§ GOAL
Wherever the word "text" appears in a line, copy that line.

§ Collected data entries
>> begin

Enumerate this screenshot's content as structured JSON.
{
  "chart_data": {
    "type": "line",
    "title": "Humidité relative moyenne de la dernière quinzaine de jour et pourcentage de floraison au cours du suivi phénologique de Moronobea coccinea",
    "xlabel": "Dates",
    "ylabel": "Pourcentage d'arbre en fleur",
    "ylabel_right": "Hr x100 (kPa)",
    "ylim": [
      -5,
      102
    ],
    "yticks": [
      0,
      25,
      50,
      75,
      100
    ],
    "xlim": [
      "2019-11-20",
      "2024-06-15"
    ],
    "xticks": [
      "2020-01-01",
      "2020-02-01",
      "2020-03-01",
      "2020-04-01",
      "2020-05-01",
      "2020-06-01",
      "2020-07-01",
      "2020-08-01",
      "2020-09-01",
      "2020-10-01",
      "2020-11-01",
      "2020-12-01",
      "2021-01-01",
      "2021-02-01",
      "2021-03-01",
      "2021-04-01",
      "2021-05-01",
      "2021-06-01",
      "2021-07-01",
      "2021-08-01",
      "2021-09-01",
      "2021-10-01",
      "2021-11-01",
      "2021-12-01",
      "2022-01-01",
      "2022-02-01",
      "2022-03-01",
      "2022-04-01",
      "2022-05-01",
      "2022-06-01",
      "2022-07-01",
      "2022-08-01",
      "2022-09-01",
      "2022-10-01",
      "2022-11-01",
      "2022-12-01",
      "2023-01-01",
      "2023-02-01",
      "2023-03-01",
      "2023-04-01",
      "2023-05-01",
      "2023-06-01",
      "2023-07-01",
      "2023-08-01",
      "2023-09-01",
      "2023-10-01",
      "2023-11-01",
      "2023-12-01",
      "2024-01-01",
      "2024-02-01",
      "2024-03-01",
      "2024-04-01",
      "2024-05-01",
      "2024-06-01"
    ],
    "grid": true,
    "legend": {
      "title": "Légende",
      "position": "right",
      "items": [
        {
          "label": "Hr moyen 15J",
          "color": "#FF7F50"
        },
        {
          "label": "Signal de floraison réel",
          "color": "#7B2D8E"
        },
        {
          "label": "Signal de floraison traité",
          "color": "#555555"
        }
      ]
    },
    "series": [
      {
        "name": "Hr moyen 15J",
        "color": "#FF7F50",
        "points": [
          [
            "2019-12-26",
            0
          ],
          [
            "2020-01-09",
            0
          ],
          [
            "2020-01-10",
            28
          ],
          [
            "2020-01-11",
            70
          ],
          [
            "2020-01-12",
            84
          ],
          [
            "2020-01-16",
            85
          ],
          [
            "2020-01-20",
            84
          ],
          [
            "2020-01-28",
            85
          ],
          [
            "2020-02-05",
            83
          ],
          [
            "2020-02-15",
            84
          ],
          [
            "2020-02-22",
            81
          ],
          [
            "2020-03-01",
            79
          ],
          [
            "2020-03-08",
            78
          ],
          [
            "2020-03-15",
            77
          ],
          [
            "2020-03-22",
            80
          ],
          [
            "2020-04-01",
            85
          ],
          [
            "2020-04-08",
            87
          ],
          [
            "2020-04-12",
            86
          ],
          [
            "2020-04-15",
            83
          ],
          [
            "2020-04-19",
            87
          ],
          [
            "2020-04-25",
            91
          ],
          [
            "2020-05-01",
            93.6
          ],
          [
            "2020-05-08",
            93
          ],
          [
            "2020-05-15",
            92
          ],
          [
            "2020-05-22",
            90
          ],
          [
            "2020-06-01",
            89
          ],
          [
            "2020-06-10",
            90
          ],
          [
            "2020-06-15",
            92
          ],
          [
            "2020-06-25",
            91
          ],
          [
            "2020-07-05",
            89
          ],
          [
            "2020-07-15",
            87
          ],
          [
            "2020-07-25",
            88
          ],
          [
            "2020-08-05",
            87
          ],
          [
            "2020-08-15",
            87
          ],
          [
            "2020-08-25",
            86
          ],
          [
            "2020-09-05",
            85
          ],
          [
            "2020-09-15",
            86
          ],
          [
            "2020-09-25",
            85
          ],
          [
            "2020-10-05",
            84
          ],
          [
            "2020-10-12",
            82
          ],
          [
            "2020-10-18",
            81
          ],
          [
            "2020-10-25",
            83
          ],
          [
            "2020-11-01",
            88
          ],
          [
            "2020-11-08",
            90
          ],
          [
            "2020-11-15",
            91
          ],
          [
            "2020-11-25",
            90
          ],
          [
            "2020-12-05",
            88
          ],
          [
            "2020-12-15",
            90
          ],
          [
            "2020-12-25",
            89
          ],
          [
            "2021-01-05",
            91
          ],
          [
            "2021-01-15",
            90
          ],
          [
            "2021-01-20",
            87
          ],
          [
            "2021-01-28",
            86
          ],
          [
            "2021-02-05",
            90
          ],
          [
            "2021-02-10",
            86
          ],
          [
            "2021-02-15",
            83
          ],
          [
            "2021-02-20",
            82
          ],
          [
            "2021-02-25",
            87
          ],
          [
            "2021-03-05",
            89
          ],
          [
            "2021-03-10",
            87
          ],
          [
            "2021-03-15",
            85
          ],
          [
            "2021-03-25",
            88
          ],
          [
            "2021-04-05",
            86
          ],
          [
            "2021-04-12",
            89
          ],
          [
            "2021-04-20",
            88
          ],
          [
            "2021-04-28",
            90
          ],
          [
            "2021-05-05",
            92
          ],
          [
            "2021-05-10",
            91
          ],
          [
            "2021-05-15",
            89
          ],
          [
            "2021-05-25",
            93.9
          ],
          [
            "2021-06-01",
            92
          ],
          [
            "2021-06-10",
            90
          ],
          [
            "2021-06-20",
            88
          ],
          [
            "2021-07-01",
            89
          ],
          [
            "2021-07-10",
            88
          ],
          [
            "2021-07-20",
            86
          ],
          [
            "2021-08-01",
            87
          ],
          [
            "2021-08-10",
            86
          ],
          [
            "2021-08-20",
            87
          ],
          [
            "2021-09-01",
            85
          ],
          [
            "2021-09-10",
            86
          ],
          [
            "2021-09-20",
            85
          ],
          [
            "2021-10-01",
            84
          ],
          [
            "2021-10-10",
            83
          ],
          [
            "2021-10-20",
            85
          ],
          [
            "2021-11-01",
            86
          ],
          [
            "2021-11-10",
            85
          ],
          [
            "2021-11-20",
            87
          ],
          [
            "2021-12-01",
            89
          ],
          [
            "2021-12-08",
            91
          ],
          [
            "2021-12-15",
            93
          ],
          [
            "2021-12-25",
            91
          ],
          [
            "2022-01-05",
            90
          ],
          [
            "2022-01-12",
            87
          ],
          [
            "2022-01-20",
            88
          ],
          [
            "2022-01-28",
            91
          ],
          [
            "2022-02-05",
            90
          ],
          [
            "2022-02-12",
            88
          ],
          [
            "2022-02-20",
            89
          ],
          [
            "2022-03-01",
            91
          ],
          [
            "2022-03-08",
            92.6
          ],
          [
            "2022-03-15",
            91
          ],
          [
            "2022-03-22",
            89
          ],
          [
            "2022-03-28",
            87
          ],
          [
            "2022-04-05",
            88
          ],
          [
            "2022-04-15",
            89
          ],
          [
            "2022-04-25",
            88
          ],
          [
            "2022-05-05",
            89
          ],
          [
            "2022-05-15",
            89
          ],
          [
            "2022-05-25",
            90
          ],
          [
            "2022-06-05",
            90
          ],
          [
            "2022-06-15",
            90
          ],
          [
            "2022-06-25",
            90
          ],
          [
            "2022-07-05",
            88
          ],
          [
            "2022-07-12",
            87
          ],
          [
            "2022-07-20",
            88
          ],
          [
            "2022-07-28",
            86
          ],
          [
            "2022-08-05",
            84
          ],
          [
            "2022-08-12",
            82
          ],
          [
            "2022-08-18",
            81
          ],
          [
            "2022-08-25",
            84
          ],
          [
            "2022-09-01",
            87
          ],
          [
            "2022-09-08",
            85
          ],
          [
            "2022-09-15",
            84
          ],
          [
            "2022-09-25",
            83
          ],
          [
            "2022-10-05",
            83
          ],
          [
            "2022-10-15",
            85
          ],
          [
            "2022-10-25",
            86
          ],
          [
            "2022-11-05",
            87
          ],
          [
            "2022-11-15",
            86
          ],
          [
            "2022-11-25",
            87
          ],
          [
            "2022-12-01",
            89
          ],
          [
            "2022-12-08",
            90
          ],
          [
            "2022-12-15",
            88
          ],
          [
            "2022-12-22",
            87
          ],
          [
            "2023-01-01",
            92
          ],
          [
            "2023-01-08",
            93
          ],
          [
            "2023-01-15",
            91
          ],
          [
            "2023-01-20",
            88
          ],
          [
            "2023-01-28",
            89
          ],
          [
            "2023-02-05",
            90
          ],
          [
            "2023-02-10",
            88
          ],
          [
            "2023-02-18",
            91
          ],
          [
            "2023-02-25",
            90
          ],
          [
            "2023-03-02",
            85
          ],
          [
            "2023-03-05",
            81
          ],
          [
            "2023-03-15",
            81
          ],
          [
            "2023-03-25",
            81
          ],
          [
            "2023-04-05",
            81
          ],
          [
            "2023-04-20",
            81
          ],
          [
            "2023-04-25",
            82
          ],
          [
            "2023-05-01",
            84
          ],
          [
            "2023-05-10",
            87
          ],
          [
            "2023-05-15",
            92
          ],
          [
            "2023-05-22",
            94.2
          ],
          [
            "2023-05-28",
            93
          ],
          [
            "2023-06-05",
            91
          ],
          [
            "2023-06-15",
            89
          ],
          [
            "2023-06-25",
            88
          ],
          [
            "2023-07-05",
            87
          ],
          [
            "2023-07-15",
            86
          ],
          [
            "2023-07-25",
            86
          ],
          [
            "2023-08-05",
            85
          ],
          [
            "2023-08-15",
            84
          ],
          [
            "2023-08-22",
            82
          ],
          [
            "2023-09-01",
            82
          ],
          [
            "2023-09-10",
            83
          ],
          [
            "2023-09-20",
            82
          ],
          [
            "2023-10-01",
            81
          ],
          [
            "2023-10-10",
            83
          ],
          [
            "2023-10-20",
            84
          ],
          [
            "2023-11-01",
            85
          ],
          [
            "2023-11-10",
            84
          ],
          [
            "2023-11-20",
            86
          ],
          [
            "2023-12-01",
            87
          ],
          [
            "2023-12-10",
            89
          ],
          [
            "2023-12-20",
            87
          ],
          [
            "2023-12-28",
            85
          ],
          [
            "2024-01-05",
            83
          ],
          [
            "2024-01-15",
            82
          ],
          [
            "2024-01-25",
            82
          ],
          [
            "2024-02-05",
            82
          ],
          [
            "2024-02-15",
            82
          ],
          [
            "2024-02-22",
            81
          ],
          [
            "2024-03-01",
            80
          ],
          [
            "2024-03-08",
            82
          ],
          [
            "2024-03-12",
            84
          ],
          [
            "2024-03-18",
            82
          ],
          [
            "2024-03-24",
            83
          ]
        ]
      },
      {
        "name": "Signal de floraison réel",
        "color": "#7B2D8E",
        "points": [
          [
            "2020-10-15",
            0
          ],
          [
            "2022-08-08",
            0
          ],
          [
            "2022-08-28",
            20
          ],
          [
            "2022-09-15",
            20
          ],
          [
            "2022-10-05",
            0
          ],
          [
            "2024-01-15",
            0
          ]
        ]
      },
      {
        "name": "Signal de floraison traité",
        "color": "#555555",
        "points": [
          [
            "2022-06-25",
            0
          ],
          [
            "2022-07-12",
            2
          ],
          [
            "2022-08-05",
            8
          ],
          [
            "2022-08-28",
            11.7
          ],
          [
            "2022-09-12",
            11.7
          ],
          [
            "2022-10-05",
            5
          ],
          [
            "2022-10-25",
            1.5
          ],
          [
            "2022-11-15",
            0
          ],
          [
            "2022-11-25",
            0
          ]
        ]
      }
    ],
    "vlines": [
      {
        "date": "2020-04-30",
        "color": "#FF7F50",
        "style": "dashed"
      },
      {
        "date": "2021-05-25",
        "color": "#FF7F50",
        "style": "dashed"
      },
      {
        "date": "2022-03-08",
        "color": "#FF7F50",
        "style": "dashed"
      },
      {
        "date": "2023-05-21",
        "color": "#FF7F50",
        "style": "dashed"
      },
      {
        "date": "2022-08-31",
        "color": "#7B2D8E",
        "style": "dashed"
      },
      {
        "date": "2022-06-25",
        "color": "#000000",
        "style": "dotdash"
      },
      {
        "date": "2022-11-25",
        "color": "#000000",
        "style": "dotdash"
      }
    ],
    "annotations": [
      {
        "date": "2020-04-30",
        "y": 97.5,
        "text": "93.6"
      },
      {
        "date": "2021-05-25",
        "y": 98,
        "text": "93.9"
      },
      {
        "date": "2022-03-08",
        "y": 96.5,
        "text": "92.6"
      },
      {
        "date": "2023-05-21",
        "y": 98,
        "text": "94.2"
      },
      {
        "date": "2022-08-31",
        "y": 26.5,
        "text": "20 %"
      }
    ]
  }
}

>> end

§ RESULT FOR THIS TASK
        "text": "93.6"
        "text": "93.9"
        "text": "92.6"
        "text": "94.2"
        "text": "20 %"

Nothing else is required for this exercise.